YOUR GOAL: Below are some records. Copy every line in them that holds "Sole".

LISTED RECORDS:
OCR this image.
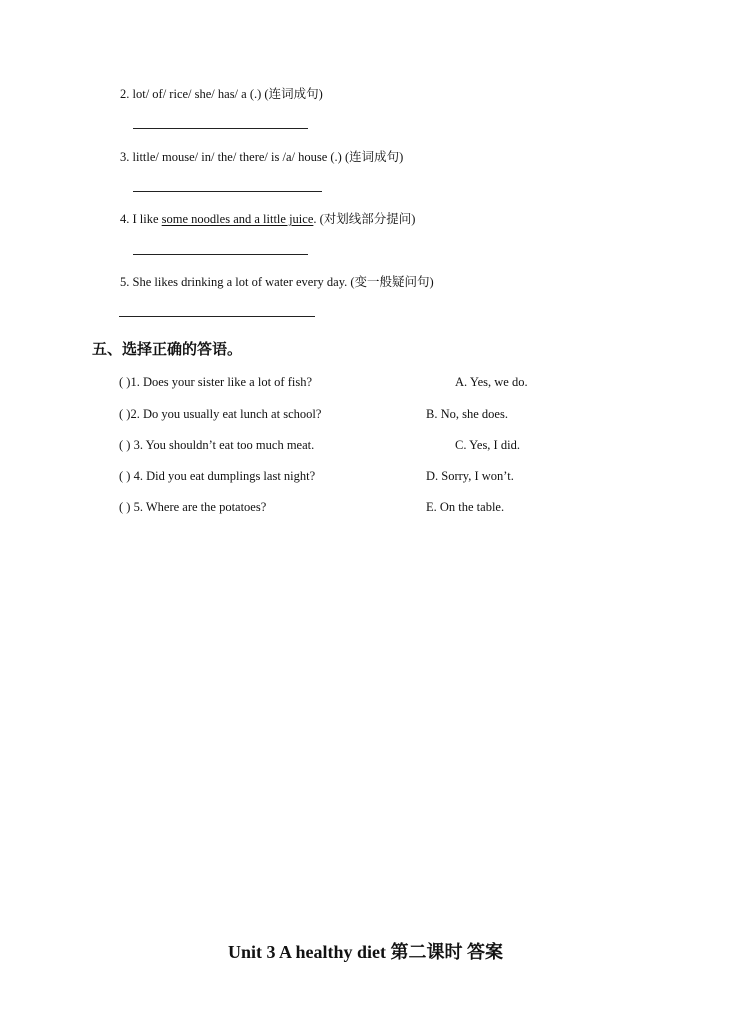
2. lot/ of/ rice/ she/ has/ a (.) (连词成句)
3. little/ mouse/ in/ the/ there/ is /a/ house (.) (连词成句)
4. I like some noodles and a little juice. (对划线部分提问)
5. She likes drinking a lot of water every day. (变一般疑问句)
五、选择正确的答语。
( )1. Does your sister like a lot of fish?	A. Yes, we do.
( )2. Do you usually eat lunch at school?	B. No, she does.
( ) 3. You shouldn’t eat too much meat.	C. Yes, I did.
( ) 4. Did you eat dumplings last night?	D. Sorry, I won’t.
( ) 5. Where are the potatoes?	E. On the table.
Unit 3 A healthy diet 第二课时 答案
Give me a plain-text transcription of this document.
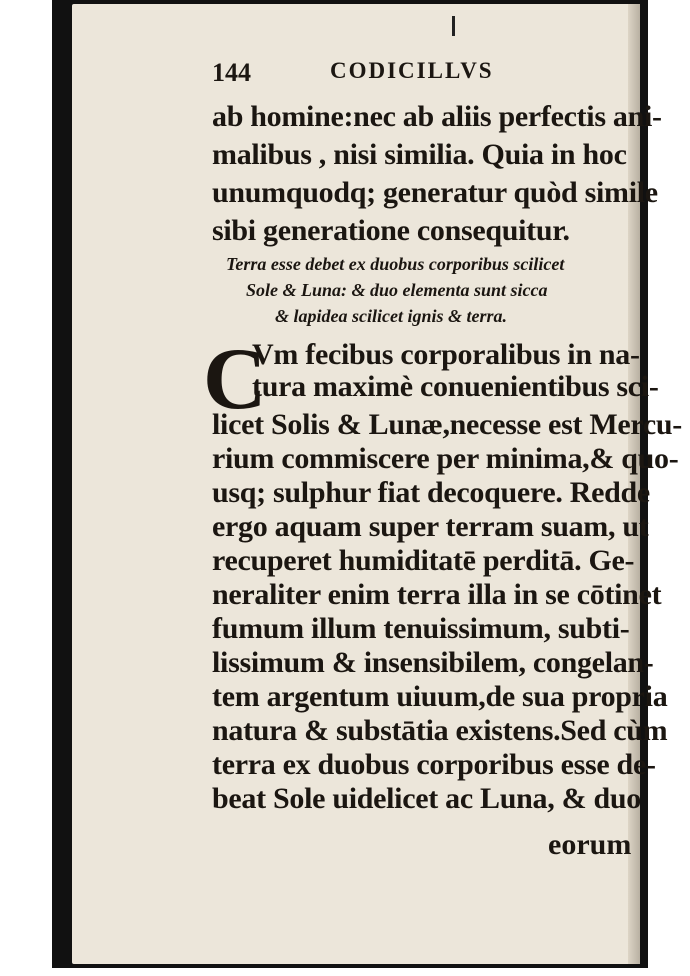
144	CODICILLVS
ab homine:nec ab aliis perfectis ani-
malibus , nisi similia. Quia in hoc
unumquodq; generatur quòd simile
sibi generatione consequitur.
Terra esse debet ex duobus corporibus scilicet
Sole & Luna: & duo elementa sunt sicca
& lapidea scilicet ignis & terra.
C
Vm fecibus corporalibus in na-
tura maximè conuenientibus sci-
licet Solis & Lunæ,necesse est Mercu-
rium commiscere per minima,& quo-
usq; sulphur fiat decoquere. Redde
ergo aquam super terram suam, ut
recuperet humiditatē perditā. Ge-
neraliter enim terra illa in se cōtinet
fumum illum tenuissimum, subti-
lissimum & insensibilem, congelan-
tem argentum uiuum,de sua propria
natura & substātia existens.Sed cùm
terra ex duobus corporibus esse de-
beat Sole uidelicet ac Luna, & duo
eorum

SOLUTION FOR THIS PROBLEM:
Sole & Luna: & duo elementa sunt sicca
beat Sole uidelicet ac Luna, & duo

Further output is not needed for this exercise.